[Entries from a dataset]
= = = = = = =
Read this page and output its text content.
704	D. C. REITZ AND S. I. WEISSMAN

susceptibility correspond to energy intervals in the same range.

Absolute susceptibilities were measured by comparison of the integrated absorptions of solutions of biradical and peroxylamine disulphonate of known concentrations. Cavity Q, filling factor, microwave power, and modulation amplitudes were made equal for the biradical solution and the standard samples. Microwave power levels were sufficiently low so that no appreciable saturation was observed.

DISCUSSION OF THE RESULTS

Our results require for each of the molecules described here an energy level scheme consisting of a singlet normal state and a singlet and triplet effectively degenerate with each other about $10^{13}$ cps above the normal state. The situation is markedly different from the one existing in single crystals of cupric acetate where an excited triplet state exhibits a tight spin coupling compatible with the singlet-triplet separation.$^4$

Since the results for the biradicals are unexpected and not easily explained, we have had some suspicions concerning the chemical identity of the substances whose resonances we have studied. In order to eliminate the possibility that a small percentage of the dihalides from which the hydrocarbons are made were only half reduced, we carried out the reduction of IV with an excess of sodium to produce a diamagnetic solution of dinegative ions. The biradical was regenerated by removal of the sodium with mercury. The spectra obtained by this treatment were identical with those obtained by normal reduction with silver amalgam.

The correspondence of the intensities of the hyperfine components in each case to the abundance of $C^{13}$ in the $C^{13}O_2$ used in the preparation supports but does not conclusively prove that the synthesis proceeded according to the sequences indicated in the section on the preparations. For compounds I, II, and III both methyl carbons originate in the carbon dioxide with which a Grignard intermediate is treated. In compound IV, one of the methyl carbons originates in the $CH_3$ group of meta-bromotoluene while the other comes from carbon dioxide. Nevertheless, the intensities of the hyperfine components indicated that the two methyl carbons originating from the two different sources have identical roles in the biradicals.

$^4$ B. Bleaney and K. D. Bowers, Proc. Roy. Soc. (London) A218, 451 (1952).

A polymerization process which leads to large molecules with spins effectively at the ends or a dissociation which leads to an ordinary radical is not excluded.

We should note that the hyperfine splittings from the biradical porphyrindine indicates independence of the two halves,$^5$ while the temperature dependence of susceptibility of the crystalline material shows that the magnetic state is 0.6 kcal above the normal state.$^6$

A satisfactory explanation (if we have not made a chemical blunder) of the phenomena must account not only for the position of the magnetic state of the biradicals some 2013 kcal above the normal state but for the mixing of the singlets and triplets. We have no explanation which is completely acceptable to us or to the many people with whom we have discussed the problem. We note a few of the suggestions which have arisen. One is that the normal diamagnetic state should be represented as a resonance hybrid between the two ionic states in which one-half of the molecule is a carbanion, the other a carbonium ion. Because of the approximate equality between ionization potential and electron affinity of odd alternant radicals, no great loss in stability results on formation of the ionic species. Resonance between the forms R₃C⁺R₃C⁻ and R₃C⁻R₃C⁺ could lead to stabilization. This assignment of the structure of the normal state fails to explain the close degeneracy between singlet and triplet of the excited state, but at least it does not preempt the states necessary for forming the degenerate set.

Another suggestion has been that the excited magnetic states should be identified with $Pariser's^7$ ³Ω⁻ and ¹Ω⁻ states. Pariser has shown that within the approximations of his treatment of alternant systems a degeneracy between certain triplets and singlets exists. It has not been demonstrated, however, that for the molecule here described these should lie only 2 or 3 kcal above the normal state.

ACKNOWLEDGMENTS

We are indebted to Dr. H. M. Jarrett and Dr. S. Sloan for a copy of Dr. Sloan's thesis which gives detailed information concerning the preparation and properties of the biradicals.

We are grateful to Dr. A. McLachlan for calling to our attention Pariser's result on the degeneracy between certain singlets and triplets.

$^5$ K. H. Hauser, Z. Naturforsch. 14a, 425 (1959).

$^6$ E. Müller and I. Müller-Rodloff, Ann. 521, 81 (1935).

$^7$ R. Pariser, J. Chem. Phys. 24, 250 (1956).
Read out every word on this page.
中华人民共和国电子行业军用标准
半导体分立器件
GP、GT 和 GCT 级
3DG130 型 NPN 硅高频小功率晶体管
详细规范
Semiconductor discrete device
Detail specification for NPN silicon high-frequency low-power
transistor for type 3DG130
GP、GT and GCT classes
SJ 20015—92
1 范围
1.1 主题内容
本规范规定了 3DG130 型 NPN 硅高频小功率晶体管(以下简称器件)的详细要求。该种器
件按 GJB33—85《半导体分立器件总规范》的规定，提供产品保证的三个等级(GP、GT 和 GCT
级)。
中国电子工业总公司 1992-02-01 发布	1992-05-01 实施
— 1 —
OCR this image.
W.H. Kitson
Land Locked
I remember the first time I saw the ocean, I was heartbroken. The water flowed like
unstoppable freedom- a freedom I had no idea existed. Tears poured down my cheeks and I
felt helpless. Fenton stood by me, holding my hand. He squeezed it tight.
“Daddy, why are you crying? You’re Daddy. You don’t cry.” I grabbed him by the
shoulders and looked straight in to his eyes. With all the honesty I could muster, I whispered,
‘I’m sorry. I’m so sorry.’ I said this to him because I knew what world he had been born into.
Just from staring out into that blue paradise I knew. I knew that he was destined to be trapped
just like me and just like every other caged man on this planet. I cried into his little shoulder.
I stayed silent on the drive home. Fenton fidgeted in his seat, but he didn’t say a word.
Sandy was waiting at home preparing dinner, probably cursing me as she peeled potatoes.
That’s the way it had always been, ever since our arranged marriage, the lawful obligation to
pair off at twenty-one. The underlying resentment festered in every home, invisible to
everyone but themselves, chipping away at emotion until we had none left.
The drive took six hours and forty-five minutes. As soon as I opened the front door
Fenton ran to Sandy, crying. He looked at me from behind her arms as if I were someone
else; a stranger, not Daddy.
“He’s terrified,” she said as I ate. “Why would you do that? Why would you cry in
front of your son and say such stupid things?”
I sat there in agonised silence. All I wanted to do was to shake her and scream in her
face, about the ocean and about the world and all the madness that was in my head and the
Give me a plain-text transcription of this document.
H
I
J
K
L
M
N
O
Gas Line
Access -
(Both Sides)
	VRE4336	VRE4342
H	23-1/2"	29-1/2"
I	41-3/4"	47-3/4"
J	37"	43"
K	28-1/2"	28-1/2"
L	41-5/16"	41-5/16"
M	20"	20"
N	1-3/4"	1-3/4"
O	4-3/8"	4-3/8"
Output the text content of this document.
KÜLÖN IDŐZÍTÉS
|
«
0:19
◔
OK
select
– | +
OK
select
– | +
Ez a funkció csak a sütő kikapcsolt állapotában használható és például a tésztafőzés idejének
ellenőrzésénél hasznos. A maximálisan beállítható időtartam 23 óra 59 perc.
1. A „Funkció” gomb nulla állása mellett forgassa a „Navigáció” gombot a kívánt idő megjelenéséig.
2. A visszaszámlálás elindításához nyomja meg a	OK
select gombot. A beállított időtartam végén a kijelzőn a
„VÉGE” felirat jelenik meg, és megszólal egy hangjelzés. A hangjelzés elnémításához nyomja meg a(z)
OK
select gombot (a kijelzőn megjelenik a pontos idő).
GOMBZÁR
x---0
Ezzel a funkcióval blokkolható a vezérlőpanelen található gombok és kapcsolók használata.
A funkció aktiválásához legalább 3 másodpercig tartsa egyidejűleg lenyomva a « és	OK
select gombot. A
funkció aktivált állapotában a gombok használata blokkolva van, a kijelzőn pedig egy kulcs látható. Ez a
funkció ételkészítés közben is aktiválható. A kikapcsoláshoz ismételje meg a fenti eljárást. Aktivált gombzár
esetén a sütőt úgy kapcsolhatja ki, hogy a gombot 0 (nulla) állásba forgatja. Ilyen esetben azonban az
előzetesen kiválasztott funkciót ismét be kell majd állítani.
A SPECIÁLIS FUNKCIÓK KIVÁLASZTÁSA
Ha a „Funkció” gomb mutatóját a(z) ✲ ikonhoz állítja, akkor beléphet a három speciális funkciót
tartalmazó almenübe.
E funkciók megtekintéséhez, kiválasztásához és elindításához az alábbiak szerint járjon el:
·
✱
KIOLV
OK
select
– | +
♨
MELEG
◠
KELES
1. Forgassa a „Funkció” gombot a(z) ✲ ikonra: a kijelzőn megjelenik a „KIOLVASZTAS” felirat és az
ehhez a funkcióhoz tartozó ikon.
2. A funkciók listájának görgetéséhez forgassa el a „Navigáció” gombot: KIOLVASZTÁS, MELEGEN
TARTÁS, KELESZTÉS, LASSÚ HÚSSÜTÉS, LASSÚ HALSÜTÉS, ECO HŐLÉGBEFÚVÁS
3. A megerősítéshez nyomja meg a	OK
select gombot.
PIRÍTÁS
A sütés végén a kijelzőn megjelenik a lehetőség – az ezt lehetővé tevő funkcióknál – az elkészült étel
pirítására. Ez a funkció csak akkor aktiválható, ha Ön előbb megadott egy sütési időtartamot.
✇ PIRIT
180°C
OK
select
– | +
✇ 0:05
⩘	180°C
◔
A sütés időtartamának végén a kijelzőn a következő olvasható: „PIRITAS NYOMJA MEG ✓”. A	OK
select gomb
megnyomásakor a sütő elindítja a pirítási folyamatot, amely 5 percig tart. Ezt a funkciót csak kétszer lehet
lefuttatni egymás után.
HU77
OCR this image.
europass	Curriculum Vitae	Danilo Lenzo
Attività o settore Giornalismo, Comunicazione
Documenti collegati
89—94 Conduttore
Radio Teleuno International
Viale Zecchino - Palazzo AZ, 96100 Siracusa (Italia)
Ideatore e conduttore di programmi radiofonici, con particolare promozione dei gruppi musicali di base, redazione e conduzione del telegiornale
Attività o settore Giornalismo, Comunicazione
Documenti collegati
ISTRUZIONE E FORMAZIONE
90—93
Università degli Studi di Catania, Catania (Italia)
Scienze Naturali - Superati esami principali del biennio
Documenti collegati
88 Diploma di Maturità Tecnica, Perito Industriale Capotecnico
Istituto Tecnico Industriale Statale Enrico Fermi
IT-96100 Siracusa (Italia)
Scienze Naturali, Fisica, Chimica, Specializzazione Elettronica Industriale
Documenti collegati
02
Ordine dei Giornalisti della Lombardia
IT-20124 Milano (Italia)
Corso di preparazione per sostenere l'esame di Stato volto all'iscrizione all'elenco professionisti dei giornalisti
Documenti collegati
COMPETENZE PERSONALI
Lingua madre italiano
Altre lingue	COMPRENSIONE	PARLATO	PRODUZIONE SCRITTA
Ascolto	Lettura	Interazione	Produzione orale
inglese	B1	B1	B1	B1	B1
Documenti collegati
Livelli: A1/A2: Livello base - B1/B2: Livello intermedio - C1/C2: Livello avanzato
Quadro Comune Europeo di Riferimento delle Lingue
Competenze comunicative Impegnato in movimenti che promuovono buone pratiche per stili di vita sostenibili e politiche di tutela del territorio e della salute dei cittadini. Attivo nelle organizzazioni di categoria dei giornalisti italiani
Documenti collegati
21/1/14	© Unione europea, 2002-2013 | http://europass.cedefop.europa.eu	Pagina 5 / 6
= = = = = = =
> _To do_
Pull out every line above that holds the word "page".

> _Result below_
Read this page and output its text content.
Read out every word on this page.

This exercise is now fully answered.